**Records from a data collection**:
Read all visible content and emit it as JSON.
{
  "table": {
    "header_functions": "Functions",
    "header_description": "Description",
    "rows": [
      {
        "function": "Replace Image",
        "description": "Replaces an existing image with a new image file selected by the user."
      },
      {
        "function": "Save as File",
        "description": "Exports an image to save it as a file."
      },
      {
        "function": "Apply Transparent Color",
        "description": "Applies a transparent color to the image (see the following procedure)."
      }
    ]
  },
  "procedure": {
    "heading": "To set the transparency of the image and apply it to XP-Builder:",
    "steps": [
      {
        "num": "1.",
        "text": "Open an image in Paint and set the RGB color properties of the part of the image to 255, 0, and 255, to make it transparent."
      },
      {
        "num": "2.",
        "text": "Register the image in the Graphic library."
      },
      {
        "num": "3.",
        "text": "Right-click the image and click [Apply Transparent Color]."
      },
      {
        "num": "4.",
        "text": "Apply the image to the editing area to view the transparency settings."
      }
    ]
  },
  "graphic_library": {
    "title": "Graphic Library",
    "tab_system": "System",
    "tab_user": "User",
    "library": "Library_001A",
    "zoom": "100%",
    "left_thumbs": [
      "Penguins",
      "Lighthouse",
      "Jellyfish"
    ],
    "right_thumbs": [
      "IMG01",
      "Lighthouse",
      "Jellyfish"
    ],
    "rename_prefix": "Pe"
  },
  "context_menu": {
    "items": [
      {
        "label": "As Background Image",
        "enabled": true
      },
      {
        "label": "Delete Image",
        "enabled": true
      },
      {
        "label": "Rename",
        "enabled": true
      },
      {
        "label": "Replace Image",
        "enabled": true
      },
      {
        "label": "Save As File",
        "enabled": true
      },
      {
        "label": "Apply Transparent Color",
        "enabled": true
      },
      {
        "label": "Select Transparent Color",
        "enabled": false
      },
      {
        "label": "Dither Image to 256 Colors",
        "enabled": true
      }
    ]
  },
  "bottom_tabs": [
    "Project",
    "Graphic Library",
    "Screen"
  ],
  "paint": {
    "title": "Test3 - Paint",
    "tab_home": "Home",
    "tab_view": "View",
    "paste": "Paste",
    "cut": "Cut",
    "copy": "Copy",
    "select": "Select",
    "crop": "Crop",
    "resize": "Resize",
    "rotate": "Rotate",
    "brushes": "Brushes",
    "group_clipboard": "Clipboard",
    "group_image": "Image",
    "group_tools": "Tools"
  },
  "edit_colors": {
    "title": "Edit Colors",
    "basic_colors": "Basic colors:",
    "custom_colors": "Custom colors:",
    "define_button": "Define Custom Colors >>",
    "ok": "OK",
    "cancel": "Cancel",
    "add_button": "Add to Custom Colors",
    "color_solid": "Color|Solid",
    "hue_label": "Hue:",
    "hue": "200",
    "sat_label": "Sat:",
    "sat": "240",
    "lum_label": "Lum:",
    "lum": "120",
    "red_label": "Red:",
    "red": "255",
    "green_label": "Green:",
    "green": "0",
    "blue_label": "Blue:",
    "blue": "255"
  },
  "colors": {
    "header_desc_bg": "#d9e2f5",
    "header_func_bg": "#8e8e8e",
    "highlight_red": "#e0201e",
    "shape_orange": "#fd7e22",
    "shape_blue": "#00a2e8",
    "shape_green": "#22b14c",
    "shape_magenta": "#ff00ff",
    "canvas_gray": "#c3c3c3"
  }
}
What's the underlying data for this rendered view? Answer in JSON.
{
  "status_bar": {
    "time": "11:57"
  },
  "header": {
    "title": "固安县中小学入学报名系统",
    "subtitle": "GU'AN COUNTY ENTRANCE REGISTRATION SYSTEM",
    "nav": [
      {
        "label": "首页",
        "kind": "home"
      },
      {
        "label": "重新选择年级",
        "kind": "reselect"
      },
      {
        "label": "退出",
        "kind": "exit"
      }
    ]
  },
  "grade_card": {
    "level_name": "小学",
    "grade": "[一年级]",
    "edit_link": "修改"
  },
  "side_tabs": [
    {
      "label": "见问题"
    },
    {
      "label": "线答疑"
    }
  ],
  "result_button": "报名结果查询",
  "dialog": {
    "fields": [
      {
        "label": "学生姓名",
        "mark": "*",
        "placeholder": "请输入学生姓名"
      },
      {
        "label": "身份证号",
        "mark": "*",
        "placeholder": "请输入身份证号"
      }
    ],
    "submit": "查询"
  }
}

**The exercise**: Print out every record again, exactly and in full.

**Output**:
Read all visible content and emit it as JSON.
{
  "table": {
    "header_functions": "Functions",
    "header_description": "Description",
    "rows": [
      {
        "function": "Replace Image",
        "description": "Replaces an existing image with a new image file selected by the user."
      },
      {
        "function": "Save as File",
        "description": "Exports an image to save it as a file."
      },
      {
        "function": "Apply Transparent Color",
        "description": "Applies a transparent color to the image (see the following procedure)."
      }
    ]
  },
  "procedure": {
    "heading": "To set the transparency of the image and apply it to XP-Builder:",
    "steps": [
      {
        "num": "1.",
        "text": "Open an image in Paint and set the RGB color properties of the part of the image to 255, 0, and 255, to make it transparent."
      },
      {
        "num": "2.",
        "text": "Register the image in the Graphic library."
      },
      {
        "num": "3.",
        "text": "Right-click the image and click [Apply Transparent Color]."
      },
      {
        "num": "4.",
        "text": "Apply the image to the editing area to view the transparency settings."
      }
    ]
  },
  "graphic_library": {
    "title": "Graphic Library",
    "tab_system": "System",
    "tab_user": "User",
    "library": "Library_001A",
    "zoom": "100%",
    "left_thumbs": [
      "Penguins",
      "Lighthouse",
      "Jellyfish"
    ],
    "right_thumbs": [
      "IMG01",
      "Lighthouse",
      "Jellyfish"
    ],
    "rename_prefix": "Pe"
  },
  "context_menu": {
    "items": [
      {
        "label": "As Background Image",
        "enabled": true
      },
      {
        "label": "Delete Image",
        "enabled": true
      },
      {
        "label": "Rename",
        "enabled": true
      },
      {
        "label": "Replace Image",
        "enabled": true
      },
      {
        "label": "Save As File",
        "enabled": true
      },
      {
        "label": "Apply Transparent Color",
        "enabled": true
      },
      {
        "label": "Select Transparent Color",
        "enabled": false
      },
      {
        "label": "Dither Image to 256 Colors",
        "enabled": true
      }
    ]
  },
  "bottom_tabs": [
    "Project",
    "Graphic Library",
    "Screen"
  ],
  "paint": {
    "title": "Test3 - Paint",
    "tab_home": "Home",
    "tab_view": "View",
    "paste": "Paste",
    "cut": "Cut",
    "copy": "Copy",
    "select": "Select",
    "crop": "Crop",
    "resize": "Resize",
    "rotate": "Rotate",
    "brushes": "Brushes",
    "group_clipboard": "Clipboard",
    "group_image": "Image",
    "group_tools": "Tools"
  },
  "edit_colors": {
    "title": "Edit Colors",
    "basic_colors": "Basic colors:",
    "custom_colors": "Custom colors:",
    "define_button": "Define Custom Colors >>",
    "ok": "OK",
    "cancel": "Cancel",
    "add_button": "Add to Custom Colors",
    "color_solid": "Color|Solid",
    "hue_label": "Hue:",
    "hue": "200",
    "sat_label": "Sat:",
    "sat": "240",
    "lum_label": "Lum:",
    "lum": "120",
    "red_label": "Red:",
    "red": "255",
    "green_label": "Green:",
    "green": "0",
    "blue_label": "Blue:",
    "blue": "255"
  },
  "colors": {
    "header_desc_bg": "#d9e2f5",
    "header_func_bg": "#8e8e8e",
    "highlight_red": "#e0201e",
    "shape_orange": "#fd7e22",
    "shape_blue": "#00a2e8",
    "shape_green": "#22b14c",
    "shape_magenta": "#ff00ff",
    "canvas_gray": "#c3c3c3"
  }
}
What's the underlying data for this rendered view? Answer in JSON.
{
  "status_bar": {
    "time": "11:57"
  },
  "header": {
    "title": "固安县中小学入学报名系统",
    "subtitle": "GU'AN COUNTY ENTRANCE REGISTRATION SYSTEM",
    "nav": [
      {
        "label": "首页",
        "kind": "home"
      },
      {
        "label": "重新选择年级",
        "kind": "reselect"
      },
      {
        "label": "退出",
        "kind": "exit"
      }
    ]
  },
  "grade_card": {
    "level_name": "小学",
    "grade": "[一年级]",
    "edit_link": "修改"
  },
  "side_tabs": [
    {
      "label": "见问题"
    },
    {
      "label": "线答疑"
    }
  ],
  "result_button": "报名结果查询",
  "dialog": {
    "fields": [
      {
        "label": "学生姓名",
        "mark": "*",
        "placeholder": "请输入学生姓名"
      },
      {
        "label": "身份证号",
        "mark": "*",
        "placeholder": "请输入身份证号"
      }
    ],
    "submit": "查询"
  }
}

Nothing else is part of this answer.